(Excerpts from a figure dataset)
"""

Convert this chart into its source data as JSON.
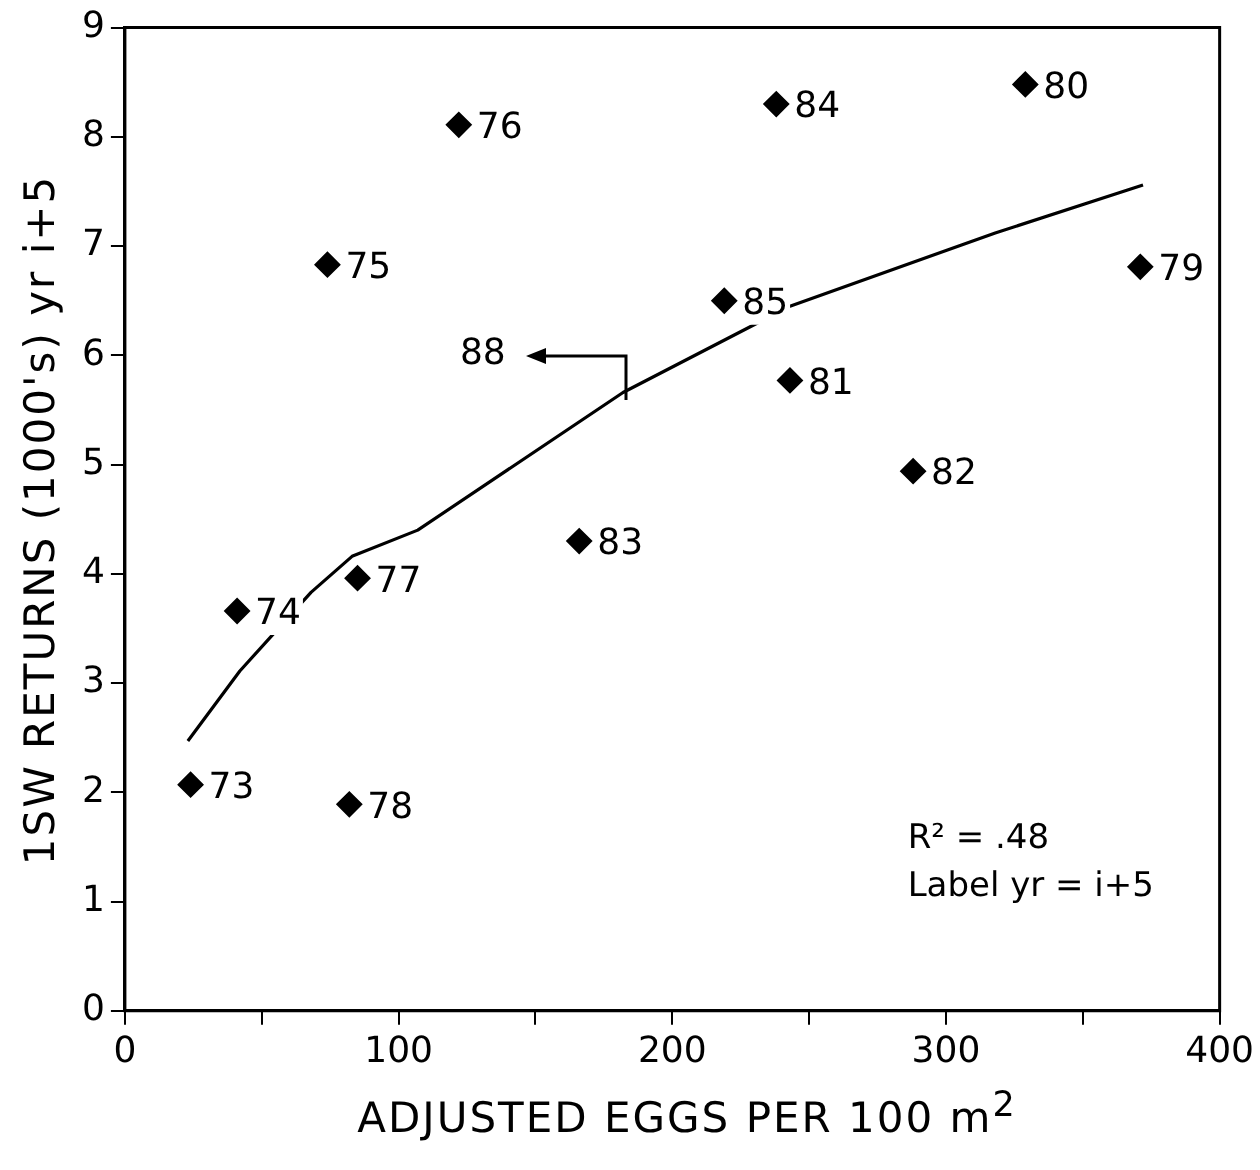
{
  "chart_data": {
    "type": "scatter",
    "xlabel": "ADJUSTED EGGS PER 100 m$^{2}$",
    "ylabel": "1SW RETURNS (1000's) yr i+5",
    "xlim": [
      0,
      400
    ],
    "xticks": [
      0,
      {
        "value": 50,
        "label": null
      },
      100,
      {
        "value": 150,
        "label": null
      },
      200,
      {
        "value": 250,
        "label": null
      },
      300,
      {
        "value": 350,
        "label": null
      },
      400
    ],
    "ylim": [
      0,
      9
    ],
    "yticks": [
      0,
      1,
      2,
      3,
      4,
      5,
      6,
      7,
      8,
      9
    ],
    "grid": false,
    "legend": false,
    "marker": "diamond",
    "series": [
      {
        "color": "#000000",
        "x": [
          24,
          41,
          74,
          122,
          85,
          82,
          371,
          329,
          243,
          288,
          166,
          238,
          219
        ],
        "values": [
          2.07,
          3.66,
          6.83,
          8.11,
          3.96,
          1.89,
          6.81,
          8.48,
          5.77,
          4.94,
          4.3,
          8.3,
          6.5
        ]
      },
      {
        "type": "line",
        "color": "#000000",
        "marker": "none",
        "x": [
          23,
          42,
          68,
          83,
          107,
          182,
          243,
          318,
          372
        ],
        "values": [
          2.47,
          3.11,
          3.83,
          4.16,
          4.4,
          5.66,
          6.45,
          7.12,
          7.56
        ]
      }
    ],
    "annotations": [
      {
        "text": "73",
        "x": 24,
        "y": 2.07
      },
      {
        "text": "74",
        "x": 41,
        "y": 3.66
      },
      {
        "text": "75",
        "x": 74,
        "y": 6.83
      },
      {
        "text": "76",
        "x": 122,
        "y": 8.11
      },
      {
        "text": "77",
        "x": 85,
        "y": 3.96
      },
      {
        "text": "78",
        "x": 82,
        "y": 1.89
      },
      {
        "text": "79",
        "x": 371,
        "y": 6.81
      },
      {
        "text": "80",
        "x": 329,
        "y": 8.48
      },
      {
        "text": "81",
        "x": 243,
        "y": 5.77
      },
      {
        "text": "82",
        "x": 288,
        "y": 4.94
      },
      {
        "text": "83",
        "x": 166,
        "y": 4.3
      },
      {
        "text": "84",
        "x": 238,
        "y": 8.3
      },
      {
        "text": "85",
        "x": 219,
        "y": 6.5
      },
      {
        "text": "88",
        "x": 183,
        "y": 5.6
      },
      "R² = .48",
      "Label yr = i+5"
    ]
  }
}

"""

■ AIM: Your task is an exact transcription of all the data, minus the pictures.

■ ANSWER IN FULL:
Convert this chart into its source data as JSON.
{
  "chart_data": {
    "type": "scatter",
    "xlabel": "ADJUSTED EGGS PER 100 m$^{2}$",
    "ylabel": "1SW RETURNS (1000's) yr i+5",
    "xlim": [
      0,
      400
    ],
    "xticks": [
      0,
      {
        "value": 50,
        "label": null
      },
      100,
      {
        "value": 150,
        "label": null
      },
      200,
      {
        "value": 250,
        "label": null
      },
      300,
      {
        "value": 350,
        "label": null
      },
      400
    ],
    "ylim": [
      0,
      9
    ],
    "yticks": [
      0,
      1,
      2,
      3,
      4,
      5,
      6,
      7,
      8,
      9
    ],
    "grid": false,
    "legend": false,
    "marker": "diamond",
    "series": [
      {
        "color": "#000000",
        "x": [
          24,
          41,
          74,
          122,
          85,
          82,
          371,
          329,
          243,
          288,
          166,
          238,
          219
        ],
        "values": [
          2.07,
          3.66,
          6.83,
          8.11,
          3.96,
          1.89,
          6.81,
          8.48,
          5.77,
          4.94,
          4.3,
          8.3,
          6.5
        ]
      },
      {
        "type": "line",
        "color": "#000000",
        "marker": "none",
        "x": [
          23,
          42,
          68,
          83,
          107,
          182,
          243,
          318,
          372
        ],
        "values": [
          2.47,
          3.11,
          3.83,
          4.16,
          4.4,
          5.66,
          6.45,
          7.12,
          7.56
        ]
      }
    ],
    "annotations": [
      {
        "text": "73",
        "x": 24,
        "y": 2.07
      },
      {
        "text": "74",
        "x": 41,
        "y": 3.66
      },
      {
        "text": "75",
        "x": 74,
        "y": 6.83
      },
      {
        "text": "76",
        "x": 122,
        "y": 8.11
      },
      {
        "text": "77",
        "x": 85,
        "y": 3.96
      },
      {
        "text": "78",
        "x": 82,
        "y": 1.89
      },
      {
        "text": "79",
        "x": 371,
        "y": 6.81
      },
      {
        "text": "80",
        "x": 329,
        "y": 8.48
      },
      {
        "text": "81",
        "x": 243,
        "y": 5.77
      },
      {
        "text": "82",
        "x": 288,
        "y": 4.94
      },
      {
        "text": "83",
        "x": 166,
        "y": 4.3
      },
      {
        "text": "84",
        "x": 238,
        "y": 8.3
      },
      {
        "text": "85",
        "x": 219,
        "y": 6.5
      },
      {
        "text": "88",
        "x": 183,
        "y": 5.6
      },
      "R² = .48",
      "Label yr = i+5"
    ]
  }
}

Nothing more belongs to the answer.